To be done:
Show each line of the records below that contains the string "tick", reproducing every such line in full.

:::

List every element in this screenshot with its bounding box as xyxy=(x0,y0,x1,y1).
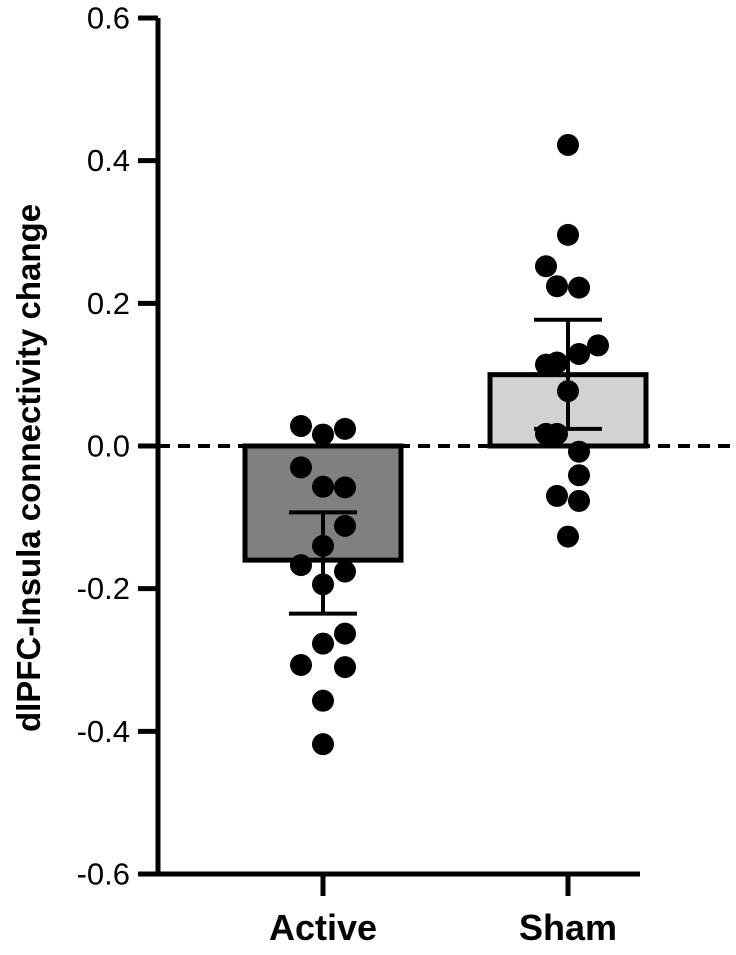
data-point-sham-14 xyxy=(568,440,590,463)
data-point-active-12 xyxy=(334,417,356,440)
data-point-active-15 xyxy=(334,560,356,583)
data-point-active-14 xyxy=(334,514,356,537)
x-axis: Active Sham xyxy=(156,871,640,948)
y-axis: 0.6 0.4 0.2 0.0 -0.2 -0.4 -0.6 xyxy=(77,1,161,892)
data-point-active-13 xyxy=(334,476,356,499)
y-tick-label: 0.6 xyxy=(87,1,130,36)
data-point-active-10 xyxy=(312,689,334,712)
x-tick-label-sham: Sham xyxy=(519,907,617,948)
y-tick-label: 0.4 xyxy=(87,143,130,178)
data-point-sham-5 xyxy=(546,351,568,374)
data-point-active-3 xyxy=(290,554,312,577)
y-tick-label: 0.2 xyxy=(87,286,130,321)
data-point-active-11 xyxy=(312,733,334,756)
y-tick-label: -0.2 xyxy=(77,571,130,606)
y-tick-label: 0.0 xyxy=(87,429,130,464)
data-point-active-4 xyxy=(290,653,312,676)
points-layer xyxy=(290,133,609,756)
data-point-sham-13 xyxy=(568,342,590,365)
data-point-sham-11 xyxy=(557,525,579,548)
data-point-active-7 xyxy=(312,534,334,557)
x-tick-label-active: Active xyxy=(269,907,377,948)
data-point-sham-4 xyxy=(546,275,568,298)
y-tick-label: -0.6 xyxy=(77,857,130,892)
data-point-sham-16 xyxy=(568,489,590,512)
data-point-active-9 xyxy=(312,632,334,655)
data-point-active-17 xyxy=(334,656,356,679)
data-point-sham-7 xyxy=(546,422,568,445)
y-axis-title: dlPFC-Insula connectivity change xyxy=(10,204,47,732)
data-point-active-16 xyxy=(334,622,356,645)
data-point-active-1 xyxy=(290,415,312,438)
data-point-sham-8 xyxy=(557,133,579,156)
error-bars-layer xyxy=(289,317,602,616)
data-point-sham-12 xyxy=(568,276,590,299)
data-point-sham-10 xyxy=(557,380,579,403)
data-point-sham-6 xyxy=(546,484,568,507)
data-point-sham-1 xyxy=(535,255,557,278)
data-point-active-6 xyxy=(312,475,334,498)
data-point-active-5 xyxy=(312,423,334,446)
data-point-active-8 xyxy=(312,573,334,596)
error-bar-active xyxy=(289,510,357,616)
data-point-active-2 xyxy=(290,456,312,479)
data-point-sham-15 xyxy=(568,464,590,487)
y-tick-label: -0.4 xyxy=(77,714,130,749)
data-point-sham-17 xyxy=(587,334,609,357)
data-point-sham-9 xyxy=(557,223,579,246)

:::

Exercise answer:
y-tick-label: 0.6 xyxy=(87,1,130,36)
x-tick-label-sham: Sham xyxy=(519,907,617,948)
y-tick-label: 0.4 xyxy=(87,143,130,178)
y-tick-label: 0.2 xyxy=(87,286,130,321)
y-tick-label: -0.2 xyxy=(77,571,130,606)
y-tick-label: 0.0 xyxy=(87,429,130,464)
x-tick-label-active: Active xyxy=(269,907,377,948)
y-tick-label: -0.6 xyxy=(77,857,130,892)
y-tick-label: -0.4 xyxy=(77,714,130,749)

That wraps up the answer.